# Task item
Among the entries below, copy every line that carries the word "nclass".

Top of Records for the task

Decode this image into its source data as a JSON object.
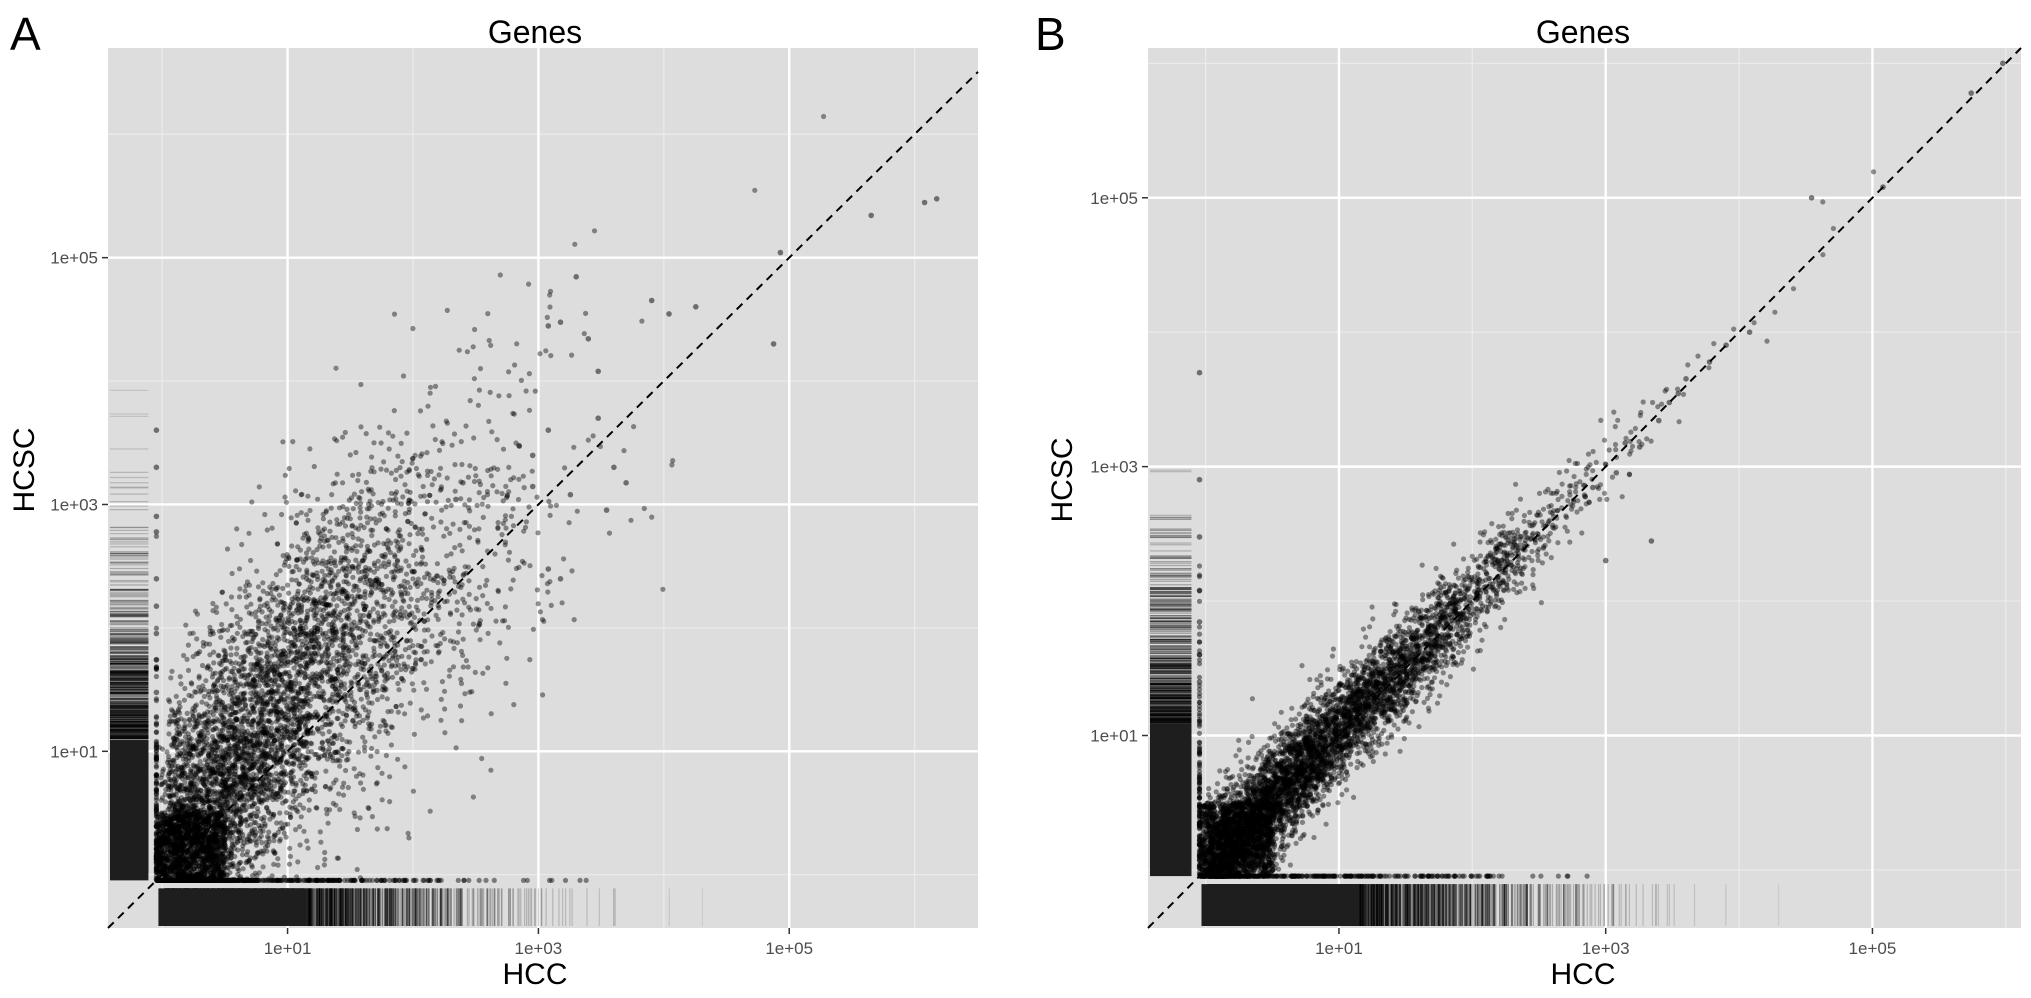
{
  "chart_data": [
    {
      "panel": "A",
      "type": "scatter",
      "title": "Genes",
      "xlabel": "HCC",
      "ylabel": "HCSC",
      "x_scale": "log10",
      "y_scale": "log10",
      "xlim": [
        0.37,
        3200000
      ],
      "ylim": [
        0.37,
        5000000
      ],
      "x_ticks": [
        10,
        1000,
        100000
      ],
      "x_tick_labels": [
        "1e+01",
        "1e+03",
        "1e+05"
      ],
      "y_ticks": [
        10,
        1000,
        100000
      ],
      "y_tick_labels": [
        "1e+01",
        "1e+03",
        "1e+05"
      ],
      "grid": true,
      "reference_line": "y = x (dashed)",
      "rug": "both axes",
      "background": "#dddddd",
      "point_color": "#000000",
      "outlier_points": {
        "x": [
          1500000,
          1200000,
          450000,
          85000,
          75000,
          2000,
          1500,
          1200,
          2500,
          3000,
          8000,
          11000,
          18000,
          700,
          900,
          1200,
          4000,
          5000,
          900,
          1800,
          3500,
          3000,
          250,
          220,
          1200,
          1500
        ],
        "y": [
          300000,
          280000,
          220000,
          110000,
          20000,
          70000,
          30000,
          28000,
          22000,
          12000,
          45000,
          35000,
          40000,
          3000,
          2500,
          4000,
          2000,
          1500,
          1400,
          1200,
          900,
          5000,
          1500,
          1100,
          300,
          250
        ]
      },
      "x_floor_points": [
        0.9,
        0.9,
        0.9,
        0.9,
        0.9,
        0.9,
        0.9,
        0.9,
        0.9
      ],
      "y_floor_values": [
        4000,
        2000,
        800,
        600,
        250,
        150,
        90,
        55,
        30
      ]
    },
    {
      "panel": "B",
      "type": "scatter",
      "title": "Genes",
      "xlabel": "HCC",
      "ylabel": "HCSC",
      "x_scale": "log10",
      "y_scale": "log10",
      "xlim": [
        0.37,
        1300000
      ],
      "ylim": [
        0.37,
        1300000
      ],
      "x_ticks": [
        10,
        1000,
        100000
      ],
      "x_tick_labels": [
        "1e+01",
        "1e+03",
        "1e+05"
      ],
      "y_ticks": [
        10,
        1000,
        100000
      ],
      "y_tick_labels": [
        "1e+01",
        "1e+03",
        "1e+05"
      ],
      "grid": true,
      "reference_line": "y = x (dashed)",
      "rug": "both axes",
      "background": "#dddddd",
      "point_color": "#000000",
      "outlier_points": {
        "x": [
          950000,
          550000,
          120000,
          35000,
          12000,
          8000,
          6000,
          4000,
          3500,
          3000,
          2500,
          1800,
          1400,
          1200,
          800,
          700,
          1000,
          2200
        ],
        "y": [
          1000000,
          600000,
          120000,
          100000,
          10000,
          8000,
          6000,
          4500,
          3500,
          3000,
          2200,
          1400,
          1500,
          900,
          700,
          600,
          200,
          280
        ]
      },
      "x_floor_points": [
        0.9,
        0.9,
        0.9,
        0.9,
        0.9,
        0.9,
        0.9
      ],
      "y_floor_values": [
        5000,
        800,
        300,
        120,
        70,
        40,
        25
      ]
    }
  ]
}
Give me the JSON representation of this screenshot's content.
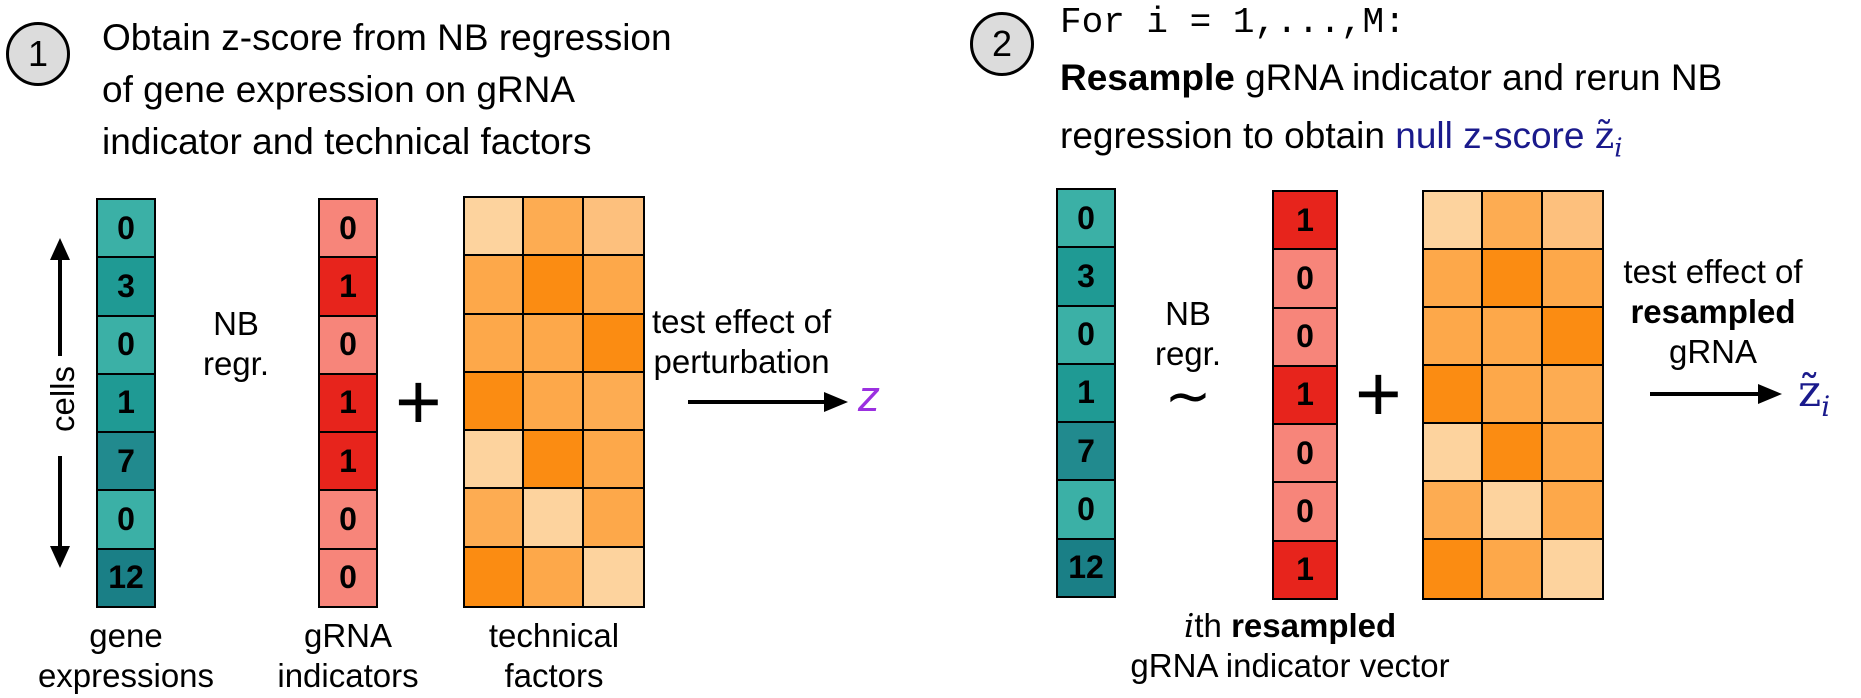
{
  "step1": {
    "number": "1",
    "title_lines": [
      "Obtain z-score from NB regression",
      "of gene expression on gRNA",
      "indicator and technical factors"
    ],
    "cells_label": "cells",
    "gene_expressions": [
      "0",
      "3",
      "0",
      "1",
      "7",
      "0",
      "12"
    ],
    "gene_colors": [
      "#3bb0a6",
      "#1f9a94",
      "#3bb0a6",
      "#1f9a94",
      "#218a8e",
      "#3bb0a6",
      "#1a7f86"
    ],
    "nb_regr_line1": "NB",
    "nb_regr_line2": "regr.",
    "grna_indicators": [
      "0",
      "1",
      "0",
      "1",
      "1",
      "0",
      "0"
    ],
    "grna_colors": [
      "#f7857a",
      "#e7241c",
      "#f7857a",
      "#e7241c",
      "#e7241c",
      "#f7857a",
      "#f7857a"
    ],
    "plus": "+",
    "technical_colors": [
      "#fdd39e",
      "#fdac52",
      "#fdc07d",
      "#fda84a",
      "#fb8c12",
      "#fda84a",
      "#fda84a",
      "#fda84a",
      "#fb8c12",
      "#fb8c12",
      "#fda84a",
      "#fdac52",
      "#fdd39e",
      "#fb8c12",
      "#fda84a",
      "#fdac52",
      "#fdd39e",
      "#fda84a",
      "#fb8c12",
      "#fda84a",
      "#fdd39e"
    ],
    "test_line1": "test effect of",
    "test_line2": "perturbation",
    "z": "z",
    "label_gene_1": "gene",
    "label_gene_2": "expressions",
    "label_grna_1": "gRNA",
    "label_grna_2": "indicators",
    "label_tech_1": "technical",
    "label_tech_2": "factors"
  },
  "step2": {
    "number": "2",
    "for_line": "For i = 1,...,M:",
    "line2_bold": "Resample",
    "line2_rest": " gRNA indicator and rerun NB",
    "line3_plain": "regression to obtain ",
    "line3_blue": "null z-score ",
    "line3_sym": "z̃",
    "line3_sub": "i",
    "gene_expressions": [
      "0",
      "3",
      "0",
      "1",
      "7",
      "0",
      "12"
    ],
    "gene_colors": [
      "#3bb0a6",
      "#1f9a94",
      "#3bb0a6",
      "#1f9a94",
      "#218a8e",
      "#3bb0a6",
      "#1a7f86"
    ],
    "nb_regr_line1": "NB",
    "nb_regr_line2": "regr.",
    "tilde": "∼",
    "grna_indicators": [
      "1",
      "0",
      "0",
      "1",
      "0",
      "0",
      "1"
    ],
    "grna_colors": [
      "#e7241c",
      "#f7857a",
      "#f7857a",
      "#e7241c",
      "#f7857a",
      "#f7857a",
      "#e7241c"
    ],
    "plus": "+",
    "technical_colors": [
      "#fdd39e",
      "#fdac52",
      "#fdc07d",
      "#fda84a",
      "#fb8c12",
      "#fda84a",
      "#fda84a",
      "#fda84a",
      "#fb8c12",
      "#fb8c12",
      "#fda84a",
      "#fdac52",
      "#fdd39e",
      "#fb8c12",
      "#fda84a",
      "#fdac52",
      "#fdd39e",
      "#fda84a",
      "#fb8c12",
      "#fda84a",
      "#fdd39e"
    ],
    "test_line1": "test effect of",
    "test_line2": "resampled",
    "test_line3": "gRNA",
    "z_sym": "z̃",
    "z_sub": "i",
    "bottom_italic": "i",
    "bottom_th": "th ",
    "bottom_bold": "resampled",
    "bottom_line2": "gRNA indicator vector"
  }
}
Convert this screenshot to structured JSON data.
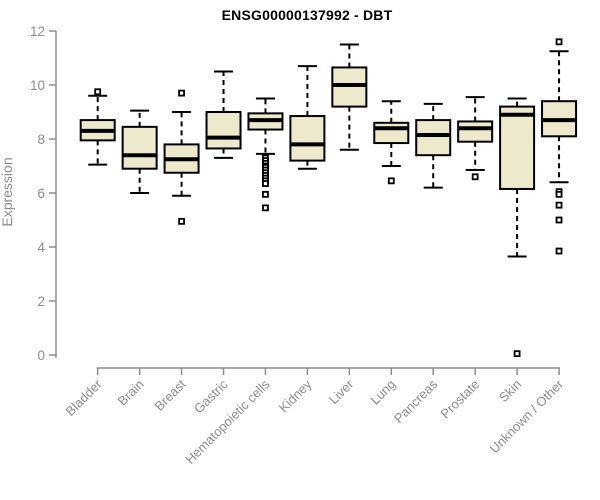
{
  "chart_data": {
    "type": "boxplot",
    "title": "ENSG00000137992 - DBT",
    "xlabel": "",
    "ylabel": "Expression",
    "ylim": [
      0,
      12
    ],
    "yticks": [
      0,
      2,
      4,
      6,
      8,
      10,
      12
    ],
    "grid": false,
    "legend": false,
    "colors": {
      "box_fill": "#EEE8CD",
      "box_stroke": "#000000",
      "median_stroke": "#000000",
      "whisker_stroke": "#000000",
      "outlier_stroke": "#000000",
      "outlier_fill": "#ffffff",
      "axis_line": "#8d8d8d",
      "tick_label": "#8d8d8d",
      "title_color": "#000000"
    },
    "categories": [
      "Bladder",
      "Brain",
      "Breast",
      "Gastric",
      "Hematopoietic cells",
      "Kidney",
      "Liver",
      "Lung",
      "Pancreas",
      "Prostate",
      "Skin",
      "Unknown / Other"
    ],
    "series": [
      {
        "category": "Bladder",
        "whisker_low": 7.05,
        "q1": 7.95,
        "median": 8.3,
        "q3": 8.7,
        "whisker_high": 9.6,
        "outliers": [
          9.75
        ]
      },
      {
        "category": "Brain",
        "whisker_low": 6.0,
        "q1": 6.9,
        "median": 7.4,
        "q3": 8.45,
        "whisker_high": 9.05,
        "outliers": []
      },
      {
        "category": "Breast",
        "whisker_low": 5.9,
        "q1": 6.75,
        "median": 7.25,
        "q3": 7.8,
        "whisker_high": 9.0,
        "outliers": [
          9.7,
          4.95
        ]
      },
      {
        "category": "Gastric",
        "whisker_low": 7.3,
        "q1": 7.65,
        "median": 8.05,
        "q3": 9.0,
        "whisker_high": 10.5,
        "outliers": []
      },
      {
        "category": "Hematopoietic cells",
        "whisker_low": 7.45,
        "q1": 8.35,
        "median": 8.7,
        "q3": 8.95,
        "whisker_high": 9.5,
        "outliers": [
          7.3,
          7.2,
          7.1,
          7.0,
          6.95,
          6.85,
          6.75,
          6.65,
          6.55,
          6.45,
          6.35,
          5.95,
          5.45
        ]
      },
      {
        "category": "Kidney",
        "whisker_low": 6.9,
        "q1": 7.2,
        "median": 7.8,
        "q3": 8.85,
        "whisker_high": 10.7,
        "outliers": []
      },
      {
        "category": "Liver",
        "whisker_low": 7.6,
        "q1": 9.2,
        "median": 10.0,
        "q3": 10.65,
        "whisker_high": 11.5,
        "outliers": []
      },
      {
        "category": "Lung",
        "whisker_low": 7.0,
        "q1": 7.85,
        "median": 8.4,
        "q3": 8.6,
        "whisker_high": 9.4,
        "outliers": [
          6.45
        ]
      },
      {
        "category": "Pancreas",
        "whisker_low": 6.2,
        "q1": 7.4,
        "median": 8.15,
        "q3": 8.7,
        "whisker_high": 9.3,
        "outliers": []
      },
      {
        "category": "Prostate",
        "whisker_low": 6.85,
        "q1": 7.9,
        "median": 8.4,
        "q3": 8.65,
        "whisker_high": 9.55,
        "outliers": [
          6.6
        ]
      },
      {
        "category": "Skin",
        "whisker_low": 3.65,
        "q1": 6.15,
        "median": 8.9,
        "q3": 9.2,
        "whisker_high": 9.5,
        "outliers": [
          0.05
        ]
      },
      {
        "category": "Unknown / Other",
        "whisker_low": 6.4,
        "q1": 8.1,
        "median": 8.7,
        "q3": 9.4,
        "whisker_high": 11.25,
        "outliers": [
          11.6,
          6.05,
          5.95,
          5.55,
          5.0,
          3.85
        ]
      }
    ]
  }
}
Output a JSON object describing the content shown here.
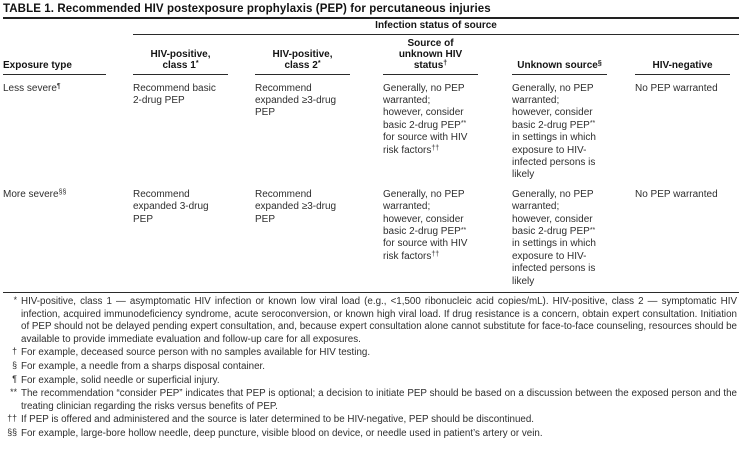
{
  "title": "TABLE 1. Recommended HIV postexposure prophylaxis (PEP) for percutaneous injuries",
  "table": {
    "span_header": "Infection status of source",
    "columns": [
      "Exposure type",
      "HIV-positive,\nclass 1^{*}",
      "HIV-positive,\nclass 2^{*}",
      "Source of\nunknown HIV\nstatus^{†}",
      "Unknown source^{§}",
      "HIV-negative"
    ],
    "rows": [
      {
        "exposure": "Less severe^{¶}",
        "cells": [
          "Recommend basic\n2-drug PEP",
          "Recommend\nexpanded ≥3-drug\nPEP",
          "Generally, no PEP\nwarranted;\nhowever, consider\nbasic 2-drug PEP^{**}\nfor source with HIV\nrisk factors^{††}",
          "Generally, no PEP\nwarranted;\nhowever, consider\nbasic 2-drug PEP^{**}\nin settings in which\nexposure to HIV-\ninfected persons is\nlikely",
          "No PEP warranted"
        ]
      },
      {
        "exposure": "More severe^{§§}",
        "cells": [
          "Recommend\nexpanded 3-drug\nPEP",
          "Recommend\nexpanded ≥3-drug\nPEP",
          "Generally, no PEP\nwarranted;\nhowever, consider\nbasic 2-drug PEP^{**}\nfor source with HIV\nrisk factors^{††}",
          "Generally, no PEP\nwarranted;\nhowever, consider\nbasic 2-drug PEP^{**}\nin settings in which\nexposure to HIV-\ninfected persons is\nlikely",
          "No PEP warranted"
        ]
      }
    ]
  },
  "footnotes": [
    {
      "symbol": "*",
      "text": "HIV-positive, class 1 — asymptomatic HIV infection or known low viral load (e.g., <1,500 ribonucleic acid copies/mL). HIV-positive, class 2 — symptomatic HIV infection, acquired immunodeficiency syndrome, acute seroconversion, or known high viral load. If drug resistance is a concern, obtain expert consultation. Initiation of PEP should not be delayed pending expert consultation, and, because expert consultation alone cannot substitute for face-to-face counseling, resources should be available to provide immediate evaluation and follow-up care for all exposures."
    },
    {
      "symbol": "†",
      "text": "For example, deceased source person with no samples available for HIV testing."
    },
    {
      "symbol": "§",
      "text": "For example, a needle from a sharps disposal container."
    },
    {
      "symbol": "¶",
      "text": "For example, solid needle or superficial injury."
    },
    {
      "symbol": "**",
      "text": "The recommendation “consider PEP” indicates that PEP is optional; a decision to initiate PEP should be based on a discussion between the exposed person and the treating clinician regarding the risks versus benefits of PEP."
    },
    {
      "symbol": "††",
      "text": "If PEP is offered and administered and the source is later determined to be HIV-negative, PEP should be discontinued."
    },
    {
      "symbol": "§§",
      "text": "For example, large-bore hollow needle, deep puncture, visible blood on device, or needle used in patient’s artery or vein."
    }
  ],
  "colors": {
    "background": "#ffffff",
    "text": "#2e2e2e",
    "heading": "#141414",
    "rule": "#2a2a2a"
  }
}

Bottom of Records for the task

# Result below
      "HIV-positive,\nclass 1^{*}",
      "HIV-positive,\nclass 2^{*}",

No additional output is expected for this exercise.